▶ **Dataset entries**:
┌────────

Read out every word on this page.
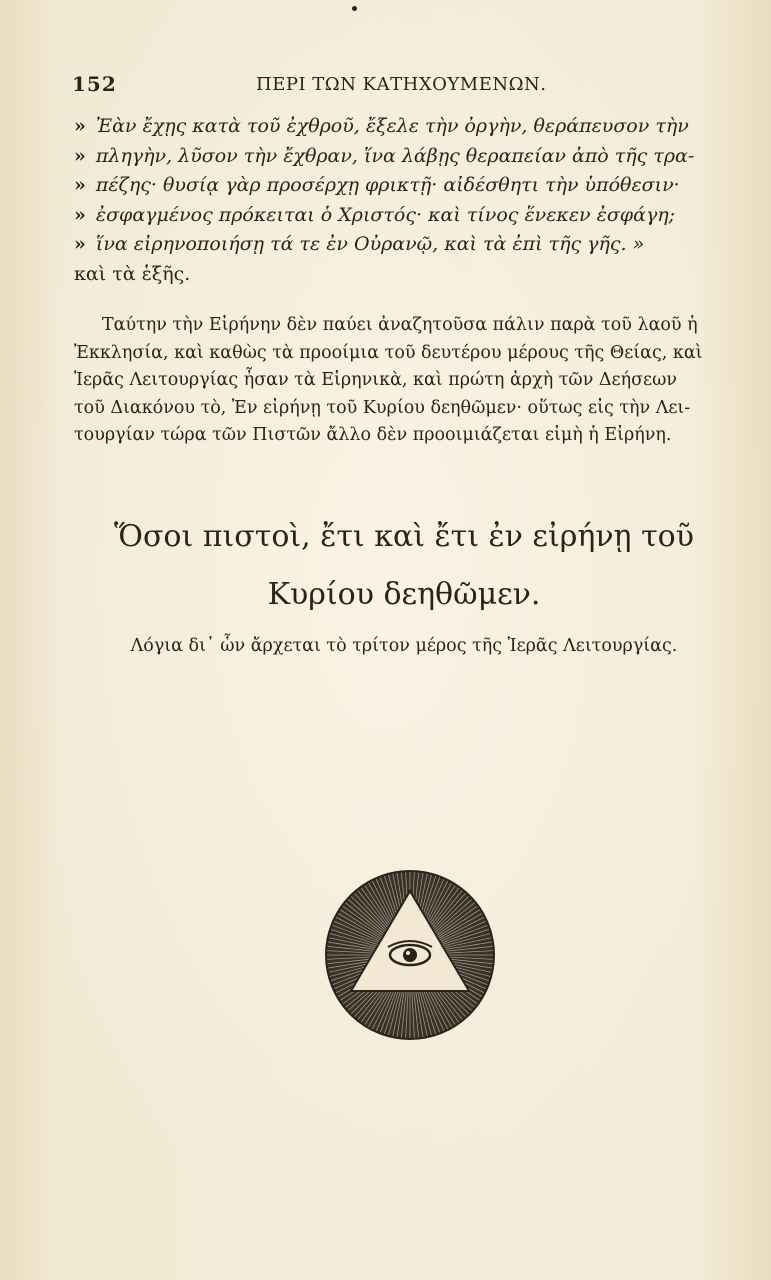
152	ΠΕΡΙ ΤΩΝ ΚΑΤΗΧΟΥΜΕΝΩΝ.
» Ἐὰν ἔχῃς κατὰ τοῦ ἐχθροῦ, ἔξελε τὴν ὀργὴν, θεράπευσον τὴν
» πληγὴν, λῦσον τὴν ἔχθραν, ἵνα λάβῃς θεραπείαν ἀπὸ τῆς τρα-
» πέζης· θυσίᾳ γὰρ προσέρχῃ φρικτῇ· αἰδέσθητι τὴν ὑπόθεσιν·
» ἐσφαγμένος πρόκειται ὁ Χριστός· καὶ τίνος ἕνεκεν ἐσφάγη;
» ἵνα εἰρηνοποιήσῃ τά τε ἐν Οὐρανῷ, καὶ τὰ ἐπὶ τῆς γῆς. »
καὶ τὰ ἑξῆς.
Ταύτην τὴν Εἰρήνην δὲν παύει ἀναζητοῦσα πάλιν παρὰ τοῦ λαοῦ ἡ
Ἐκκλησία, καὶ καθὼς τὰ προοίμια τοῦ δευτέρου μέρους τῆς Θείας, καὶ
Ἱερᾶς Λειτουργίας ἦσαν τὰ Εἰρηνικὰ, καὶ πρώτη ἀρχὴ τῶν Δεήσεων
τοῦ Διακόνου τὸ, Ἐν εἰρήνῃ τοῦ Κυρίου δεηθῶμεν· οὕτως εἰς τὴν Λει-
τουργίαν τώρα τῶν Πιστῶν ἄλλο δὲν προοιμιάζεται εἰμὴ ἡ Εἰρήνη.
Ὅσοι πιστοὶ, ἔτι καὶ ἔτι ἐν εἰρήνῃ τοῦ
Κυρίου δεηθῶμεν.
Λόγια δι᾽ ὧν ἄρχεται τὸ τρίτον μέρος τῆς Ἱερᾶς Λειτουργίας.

└────────

▶ **Goal**: Examine the records and pull out every line where the string "Λειτουργίας" occurs.

▶ **Answer to the task**:
Ἱερᾶς Λειτουργίας ἦσαν τὰ Εἰρηνικὰ, καὶ πρώτη ἀρχὴ τῶν Δεήσεων
Λόγια δι᾽ ὧν ἄρχεται τὸ τρίτον μέρος τῆς Ἱερᾶς Λειτουργίας.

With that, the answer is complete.